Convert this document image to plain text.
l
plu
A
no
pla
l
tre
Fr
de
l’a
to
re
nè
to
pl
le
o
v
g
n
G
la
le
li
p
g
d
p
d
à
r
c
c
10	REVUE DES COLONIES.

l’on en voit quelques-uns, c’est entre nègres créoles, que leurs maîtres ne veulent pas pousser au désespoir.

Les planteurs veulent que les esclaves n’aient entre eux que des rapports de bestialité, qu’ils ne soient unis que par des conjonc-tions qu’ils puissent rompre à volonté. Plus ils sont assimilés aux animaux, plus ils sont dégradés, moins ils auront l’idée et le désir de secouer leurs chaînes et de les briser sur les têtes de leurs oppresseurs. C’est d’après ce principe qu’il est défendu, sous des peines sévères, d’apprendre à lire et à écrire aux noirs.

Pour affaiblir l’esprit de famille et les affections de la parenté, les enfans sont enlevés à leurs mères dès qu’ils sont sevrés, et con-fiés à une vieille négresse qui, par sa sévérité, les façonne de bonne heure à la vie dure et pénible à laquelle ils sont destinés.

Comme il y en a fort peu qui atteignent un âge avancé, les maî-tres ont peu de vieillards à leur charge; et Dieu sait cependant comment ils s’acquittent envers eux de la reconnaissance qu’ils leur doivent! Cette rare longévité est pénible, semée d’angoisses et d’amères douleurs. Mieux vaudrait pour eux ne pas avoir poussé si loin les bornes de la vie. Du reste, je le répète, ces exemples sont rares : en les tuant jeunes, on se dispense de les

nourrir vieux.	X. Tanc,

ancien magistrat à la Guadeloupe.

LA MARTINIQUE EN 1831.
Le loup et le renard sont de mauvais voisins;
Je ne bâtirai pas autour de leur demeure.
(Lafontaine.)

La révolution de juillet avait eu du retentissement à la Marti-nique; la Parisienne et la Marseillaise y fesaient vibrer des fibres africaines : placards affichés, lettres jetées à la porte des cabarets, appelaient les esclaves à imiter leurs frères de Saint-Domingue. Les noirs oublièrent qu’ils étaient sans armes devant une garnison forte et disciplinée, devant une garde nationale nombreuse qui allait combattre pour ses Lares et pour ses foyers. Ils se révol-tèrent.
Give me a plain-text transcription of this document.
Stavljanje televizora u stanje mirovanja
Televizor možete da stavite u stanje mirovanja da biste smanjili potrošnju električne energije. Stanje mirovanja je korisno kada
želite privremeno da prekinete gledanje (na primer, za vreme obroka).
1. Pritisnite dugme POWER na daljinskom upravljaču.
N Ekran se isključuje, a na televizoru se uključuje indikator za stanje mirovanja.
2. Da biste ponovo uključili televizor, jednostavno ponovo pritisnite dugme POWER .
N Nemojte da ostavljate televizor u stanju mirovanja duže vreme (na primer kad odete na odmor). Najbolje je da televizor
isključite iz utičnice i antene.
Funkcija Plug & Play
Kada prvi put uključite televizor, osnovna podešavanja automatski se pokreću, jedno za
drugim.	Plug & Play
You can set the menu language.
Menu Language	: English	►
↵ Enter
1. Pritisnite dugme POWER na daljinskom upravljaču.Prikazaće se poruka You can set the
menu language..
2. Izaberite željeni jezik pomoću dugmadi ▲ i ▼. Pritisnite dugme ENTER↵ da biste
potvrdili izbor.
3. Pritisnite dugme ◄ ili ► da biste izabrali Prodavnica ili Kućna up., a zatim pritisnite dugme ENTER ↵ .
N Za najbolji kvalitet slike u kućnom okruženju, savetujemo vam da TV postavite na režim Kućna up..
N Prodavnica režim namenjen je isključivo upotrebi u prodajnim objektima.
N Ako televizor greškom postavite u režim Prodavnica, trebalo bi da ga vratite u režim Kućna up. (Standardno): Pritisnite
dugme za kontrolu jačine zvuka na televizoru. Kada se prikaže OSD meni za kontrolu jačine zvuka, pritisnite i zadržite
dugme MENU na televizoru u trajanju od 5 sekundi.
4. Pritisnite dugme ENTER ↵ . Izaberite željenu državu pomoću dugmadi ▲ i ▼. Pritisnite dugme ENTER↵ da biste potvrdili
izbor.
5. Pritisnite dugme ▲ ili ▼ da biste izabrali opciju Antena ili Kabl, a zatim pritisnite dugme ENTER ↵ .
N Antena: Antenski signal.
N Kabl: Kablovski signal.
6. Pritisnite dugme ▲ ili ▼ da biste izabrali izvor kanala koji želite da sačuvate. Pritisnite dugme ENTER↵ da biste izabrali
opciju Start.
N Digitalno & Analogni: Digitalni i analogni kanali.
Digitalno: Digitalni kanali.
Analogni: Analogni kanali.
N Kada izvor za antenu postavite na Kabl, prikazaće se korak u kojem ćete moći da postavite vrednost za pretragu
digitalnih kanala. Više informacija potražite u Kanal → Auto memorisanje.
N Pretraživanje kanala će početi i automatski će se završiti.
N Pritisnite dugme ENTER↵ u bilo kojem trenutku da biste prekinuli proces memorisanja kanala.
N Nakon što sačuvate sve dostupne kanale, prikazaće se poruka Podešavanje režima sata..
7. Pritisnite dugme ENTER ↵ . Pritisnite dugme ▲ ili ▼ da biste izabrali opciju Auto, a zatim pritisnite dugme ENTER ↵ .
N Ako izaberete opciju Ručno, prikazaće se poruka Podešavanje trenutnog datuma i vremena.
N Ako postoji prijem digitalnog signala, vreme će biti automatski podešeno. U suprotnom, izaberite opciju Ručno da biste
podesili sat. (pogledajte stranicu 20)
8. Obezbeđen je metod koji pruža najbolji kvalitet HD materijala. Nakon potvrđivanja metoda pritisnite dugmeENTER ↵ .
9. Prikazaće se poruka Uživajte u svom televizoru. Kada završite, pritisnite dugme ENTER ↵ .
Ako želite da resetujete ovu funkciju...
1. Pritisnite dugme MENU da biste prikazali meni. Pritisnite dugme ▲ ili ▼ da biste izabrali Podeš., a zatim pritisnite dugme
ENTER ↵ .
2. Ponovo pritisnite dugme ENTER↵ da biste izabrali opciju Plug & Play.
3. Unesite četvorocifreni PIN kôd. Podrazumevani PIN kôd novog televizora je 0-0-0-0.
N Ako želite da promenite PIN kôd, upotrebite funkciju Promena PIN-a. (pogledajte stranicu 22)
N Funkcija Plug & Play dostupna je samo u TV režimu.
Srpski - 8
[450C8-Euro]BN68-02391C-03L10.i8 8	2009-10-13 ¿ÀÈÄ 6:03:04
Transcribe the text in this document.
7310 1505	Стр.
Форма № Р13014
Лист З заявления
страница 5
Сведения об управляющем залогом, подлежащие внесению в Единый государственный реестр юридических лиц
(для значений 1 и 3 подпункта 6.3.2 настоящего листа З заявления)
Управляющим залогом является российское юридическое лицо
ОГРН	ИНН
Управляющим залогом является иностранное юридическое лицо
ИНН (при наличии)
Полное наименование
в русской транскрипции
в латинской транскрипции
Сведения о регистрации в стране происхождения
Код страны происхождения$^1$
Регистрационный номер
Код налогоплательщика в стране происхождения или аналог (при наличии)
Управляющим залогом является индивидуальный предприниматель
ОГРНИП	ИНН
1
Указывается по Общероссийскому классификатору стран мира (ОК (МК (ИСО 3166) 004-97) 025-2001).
────
Exercise description
Quote every entry exactly.

Written solution
Convert this document image to plain text.
l
plu
A
no
pla
l
tre
Fr
de
l’a
to
re
nè
to
pl
le
o
v
g
n
G
la
le
li
p
g
d
p
d
à
r
c
c
10	REVUE DES COLONIES.

l’on en voit quelques-uns, c’est entre nègres créoles, que leurs maîtres ne veulent pas pousser au désespoir.

Les planteurs veulent que les esclaves n’aient entre eux que des rapports de bestialité, qu’ils ne soient unis que par des conjonc-tions qu’ils puissent rompre à volonté. Plus ils sont assimilés aux animaux, plus ils sont dégradés, moins ils auront l’idée et le désir de secouer leurs chaînes et de les briser sur les têtes de leurs oppresseurs. C’est d’après ce principe qu’il est défendu, sous des peines sévères, d’apprendre à lire et à écrire aux noirs.

Pour affaiblir l’esprit de famille et les affections de la parenté, les enfans sont enlevés à leurs mères dès qu’ils sont sevrés, et con-fiés à une vieille négresse qui, par sa sévérité, les façonne de bonne heure à la vie dure et pénible à laquelle ils sont destinés.

Comme il y en a fort peu qui atteignent un âge avancé, les maî-tres ont peu de vieillards à leur charge; et Dieu sait cependant comment ils s’acquittent envers eux de la reconnaissance qu’ils leur doivent! Cette rare longévité est pénible, semée d’angoisses et d’amères douleurs. Mieux vaudrait pour eux ne pas avoir poussé si loin les bornes de la vie. Du reste, je le répète, ces exemples sont rares : en les tuant jeunes, on se dispense de les

nourrir vieux.	X. Tanc,

ancien magistrat à la Guadeloupe.

LA MARTINIQUE EN 1831.
Le loup et le renard sont de mauvais voisins;
Je ne bâtirai pas autour de leur demeure.
(Lafontaine.)

La révolution de juillet avait eu du retentissement à la Marti-nique; la Parisienne et la Marseillaise y fesaient vibrer des fibres africaines : placards affichés, lettres jetées à la porte des cabarets, appelaient les esclaves à imiter leurs frères de Saint-Domingue. Les noirs oublièrent qu’ils étaient sans armes devant une garnison forte et disciplinée, devant une garde nationale nombreuse qui allait combattre pour ses Lares et pour ses foyers. Ils se révol-tèrent.
Give me a plain-text transcription of this document.
Stavljanje televizora u stanje mirovanja
Televizor možete da stavite u stanje mirovanja da biste smanjili potrošnju električne energije. Stanje mirovanja je korisno kada
želite privremeno da prekinete gledanje (na primer, za vreme obroka).
1. Pritisnite dugme POWER na daljinskom upravljaču.
N Ekran se isključuje, a na televizoru se uključuje indikator za stanje mirovanja.
2. Da biste ponovo uključili televizor, jednostavno ponovo pritisnite dugme POWER .
N Nemojte da ostavljate televizor u stanju mirovanja duže vreme (na primer kad odete na odmor). Najbolje je da televizor
isključite iz utičnice i antene.
Funkcija Plug & Play
Kada prvi put uključite televizor, osnovna podešavanja automatski se pokreću, jedno za
drugim.	Plug & Play
You can set the menu language.
Menu Language	: English	►
↵ Enter
1. Pritisnite dugme POWER na daljinskom upravljaču.Prikazaće se poruka You can set the
menu language..
2. Izaberite željeni jezik pomoću dugmadi ▲ i ▼. Pritisnite dugme ENTER↵ da biste
potvrdili izbor.
3. Pritisnite dugme ◄ ili ► da biste izabrali Prodavnica ili Kućna up., a zatim pritisnite dugme ENTER ↵ .
N Za najbolji kvalitet slike u kućnom okruženju, savetujemo vam da TV postavite na režim Kućna up..
N Prodavnica režim namenjen je isključivo upotrebi u prodajnim objektima.
N Ako televizor greškom postavite u režim Prodavnica, trebalo bi da ga vratite u režim Kućna up. (Standardno): Pritisnite
dugme za kontrolu jačine zvuka na televizoru. Kada se prikaže OSD meni za kontrolu jačine zvuka, pritisnite i zadržite
dugme MENU na televizoru u trajanju od 5 sekundi.
4. Pritisnite dugme ENTER ↵ . Izaberite željenu državu pomoću dugmadi ▲ i ▼. Pritisnite dugme ENTER↵ da biste potvrdili
izbor.
5. Pritisnite dugme ▲ ili ▼ da biste izabrali opciju Antena ili Kabl, a zatim pritisnite dugme ENTER ↵ .
N Antena: Antenski signal.
N Kabl: Kablovski signal.
6. Pritisnite dugme ▲ ili ▼ da biste izabrali izvor kanala koji želite da sačuvate. Pritisnite dugme ENTER↵ da biste izabrali
opciju Start.
N Digitalno & Analogni: Digitalni i analogni kanali.
Digitalno: Digitalni kanali.
Analogni: Analogni kanali.
N Kada izvor za antenu postavite na Kabl, prikazaće se korak u kojem ćete moći da postavite vrednost za pretragu
digitalnih kanala. Više informacija potražite u Kanal → Auto memorisanje.
N Pretraživanje kanala će početi i automatski će se završiti.
N Pritisnite dugme ENTER↵ u bilo kojem trenutku da biste prekinuli proces memorisanja kanala.
N Nakon što sačuvate sve dostupne kanale, prikazaće se poruka Podešavanje režima sata..
7. Pritisnite dugme ENTER ↵ . Pritisnite dugme ▲ ili ▼ da biste izabrali opciju Auto, a zatim pritisnite dugme ENTER ↵ .
N Ako izaberete opciju Ručno, prikazaće se poruka Podešavanje trenutnog datuma i vremena.
N Ako postoji prijem digitalnog signala, vreme će biti automatski podešeno. U suprotnom, izaberite opciju Ručno da biste
podesili sat. (pogledajte stranicu 20)
8. Obezbeđen je metod koji pruža najbolji kvalitet HD materijala. Nakon potvrđivanja metoda pritisnite dugmeENTER ↵ .
9. Prikazaće se poruka Uživajte u svom televizoru. Kada završite, pritisnite dugme ENTER ↵ .
Ako želite da resetujete ovu funkciju...
1. Pritisnite dugme MENU da biste prikazali meni. Pritisnite dugme ▲ ili ▼ da biste izabrali Podeš., a zatim pritisnite dugme
ENTER ↵ .
2. Ponovo pritisnite dugme ENTER↵ da biste izabrali opciju Plug & Play.
3. Unesite četvorocifreni PIN kôd. Podrazumevani PIN kôd novog televizora je 0-0-0-0.
N Ako želite da promenite PIN kôd, upotrebite funkciju Promena PIN-a. (pogledajte stranicu 22)
N Funkcija Plug & Play dostupna je samo u TV režimu.
Srpski - 8
[450C8-Euro]BN68-02391C-03L10.i8 8	2009-10-13 ¿ÀÈÄ 6:03:04
Transcribe the text in this document.
7310 1505	Стр.
Форма № Р13014
Лист З заявления
страница 5
Сведения об управляющем залогом, подлежащие внесению в Единый государственный реестр юридических лиц
(для значений 1 и 3 подпункта 6.3.2 настоящего листа З заявления)
Управляющим залогом является российское юридическое лицо
ОГРН	ИНН
Управляющим залогом является иностранное юридическое лицо
ИНН (при наличии)
Полное наименование
в русской транскрипции
в латинской транскрипции
Сведения о регистрации в стране происхождения
Код страны происхождения$^1$
Регистрационный номер
Код налогоплательщика в стране происхождения или аналог (при наличии)
Управляющим залогом является индивидуальный предприниматель
ОГРНИП	ИНН
1
Указывается по Общероссийскому классификатору стран мира (ОК (МК (ИСО 3166) 004-97) 025-2001).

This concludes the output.